Task data ▸
------------------------------------

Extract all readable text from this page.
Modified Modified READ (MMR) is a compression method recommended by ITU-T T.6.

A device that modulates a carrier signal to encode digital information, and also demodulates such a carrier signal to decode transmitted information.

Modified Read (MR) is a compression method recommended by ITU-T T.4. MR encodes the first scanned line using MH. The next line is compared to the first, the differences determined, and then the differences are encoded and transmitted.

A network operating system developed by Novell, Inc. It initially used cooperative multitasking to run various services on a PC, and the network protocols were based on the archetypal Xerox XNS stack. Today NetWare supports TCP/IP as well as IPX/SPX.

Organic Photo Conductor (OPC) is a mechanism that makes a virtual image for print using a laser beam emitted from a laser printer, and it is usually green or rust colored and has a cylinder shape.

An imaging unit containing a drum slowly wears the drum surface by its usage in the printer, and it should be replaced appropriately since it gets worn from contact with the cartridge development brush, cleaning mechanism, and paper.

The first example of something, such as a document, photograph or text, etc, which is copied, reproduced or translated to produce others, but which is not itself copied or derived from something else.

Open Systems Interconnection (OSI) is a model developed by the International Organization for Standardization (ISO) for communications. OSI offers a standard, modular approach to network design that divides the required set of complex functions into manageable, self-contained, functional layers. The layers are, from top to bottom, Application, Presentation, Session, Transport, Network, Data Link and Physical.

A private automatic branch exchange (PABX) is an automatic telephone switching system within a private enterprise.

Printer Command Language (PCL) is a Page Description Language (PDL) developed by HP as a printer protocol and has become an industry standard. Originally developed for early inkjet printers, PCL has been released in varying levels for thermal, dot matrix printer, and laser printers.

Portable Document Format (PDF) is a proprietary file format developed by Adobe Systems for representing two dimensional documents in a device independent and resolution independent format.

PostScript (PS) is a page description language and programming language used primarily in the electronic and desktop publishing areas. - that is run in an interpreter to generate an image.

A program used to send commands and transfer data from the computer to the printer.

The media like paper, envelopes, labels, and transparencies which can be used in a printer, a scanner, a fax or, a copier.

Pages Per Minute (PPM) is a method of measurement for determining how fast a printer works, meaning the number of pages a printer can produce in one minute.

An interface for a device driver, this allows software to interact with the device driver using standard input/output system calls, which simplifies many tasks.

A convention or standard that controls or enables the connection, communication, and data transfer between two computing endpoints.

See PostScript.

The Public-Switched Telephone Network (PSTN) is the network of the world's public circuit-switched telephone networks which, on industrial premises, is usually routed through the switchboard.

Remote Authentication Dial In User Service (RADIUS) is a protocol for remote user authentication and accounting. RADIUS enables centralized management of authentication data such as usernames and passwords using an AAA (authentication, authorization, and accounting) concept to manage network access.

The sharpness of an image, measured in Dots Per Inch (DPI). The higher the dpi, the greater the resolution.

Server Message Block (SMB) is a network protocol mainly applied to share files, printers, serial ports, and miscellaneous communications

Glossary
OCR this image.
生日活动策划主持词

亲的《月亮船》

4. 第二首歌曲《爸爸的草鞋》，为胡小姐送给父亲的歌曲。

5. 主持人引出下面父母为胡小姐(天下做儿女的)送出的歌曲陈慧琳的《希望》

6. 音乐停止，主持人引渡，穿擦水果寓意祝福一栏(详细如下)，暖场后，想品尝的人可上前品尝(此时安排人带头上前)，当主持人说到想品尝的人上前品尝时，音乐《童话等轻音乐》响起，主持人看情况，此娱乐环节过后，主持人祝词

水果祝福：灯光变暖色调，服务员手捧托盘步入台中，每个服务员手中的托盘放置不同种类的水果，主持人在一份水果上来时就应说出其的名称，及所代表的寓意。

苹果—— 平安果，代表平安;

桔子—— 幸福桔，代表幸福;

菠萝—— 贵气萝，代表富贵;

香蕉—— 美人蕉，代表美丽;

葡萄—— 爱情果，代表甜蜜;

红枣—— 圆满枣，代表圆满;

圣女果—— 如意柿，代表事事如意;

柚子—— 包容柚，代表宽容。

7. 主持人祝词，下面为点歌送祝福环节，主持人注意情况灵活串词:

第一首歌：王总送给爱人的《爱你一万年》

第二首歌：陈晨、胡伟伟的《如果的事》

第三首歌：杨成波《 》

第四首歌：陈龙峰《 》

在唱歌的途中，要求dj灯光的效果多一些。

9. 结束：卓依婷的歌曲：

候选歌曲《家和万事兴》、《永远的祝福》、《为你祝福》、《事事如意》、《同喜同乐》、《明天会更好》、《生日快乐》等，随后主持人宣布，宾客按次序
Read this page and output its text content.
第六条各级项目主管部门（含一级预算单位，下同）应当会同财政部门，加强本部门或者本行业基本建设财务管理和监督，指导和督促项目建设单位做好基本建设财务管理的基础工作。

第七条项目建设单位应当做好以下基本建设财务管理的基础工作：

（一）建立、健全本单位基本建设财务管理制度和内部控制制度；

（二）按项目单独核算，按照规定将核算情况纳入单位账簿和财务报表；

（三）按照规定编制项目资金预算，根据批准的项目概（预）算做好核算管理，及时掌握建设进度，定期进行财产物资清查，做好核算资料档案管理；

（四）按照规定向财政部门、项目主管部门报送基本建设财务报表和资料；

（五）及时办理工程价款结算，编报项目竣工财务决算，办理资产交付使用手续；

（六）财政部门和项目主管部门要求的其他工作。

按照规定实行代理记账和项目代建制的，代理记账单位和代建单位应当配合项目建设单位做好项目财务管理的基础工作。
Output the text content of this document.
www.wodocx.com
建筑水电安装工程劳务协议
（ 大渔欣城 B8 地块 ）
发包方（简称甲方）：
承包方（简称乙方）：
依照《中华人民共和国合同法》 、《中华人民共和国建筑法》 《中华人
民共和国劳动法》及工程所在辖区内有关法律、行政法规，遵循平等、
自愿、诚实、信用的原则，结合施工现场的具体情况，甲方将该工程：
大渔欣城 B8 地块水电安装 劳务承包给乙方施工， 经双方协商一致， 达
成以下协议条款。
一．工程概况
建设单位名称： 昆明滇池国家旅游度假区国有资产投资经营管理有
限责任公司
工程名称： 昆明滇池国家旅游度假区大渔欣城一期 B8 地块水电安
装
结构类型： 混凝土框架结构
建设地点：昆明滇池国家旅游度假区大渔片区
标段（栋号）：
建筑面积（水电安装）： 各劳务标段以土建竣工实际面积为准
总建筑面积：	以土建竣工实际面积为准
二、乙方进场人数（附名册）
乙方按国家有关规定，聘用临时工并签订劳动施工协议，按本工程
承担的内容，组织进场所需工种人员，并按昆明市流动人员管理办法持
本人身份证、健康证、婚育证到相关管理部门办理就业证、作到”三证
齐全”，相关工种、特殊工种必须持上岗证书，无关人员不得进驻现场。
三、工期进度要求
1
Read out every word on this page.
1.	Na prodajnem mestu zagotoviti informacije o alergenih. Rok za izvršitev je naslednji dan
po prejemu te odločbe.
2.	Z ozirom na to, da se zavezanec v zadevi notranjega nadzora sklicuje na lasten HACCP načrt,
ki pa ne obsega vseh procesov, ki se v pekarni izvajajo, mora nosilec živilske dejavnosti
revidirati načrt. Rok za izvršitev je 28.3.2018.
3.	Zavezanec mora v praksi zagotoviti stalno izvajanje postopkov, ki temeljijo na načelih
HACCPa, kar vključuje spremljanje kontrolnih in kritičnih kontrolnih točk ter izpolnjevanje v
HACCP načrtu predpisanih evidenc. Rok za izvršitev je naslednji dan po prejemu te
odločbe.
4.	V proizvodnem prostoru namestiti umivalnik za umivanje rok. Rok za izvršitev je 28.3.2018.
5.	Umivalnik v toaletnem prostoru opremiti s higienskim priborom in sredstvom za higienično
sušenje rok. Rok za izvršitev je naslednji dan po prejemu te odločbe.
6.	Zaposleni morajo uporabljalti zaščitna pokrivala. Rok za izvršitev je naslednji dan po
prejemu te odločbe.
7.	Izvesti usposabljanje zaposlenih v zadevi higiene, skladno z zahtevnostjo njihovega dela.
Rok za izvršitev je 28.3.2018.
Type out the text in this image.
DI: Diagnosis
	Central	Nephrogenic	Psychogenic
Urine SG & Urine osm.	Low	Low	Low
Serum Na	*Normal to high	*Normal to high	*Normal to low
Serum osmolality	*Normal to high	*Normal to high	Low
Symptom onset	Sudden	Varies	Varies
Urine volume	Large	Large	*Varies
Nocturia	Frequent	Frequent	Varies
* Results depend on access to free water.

------------------------------------

Exercise prompt ▸
Set out every line from the material that contains the string "first".

Solution for this task ▸
Modified Read (MR) is a compression method recommended by ITU-T T.4. MR encodes the first scanned line using MH. The next line is compared to the first, the differences determined, and then the differences are encoded and transmitted.
The first example of something, such as a document, photograph or text, etc, which is copied, reproduced or translated to produce others, but which is not itself copied or derived from something else.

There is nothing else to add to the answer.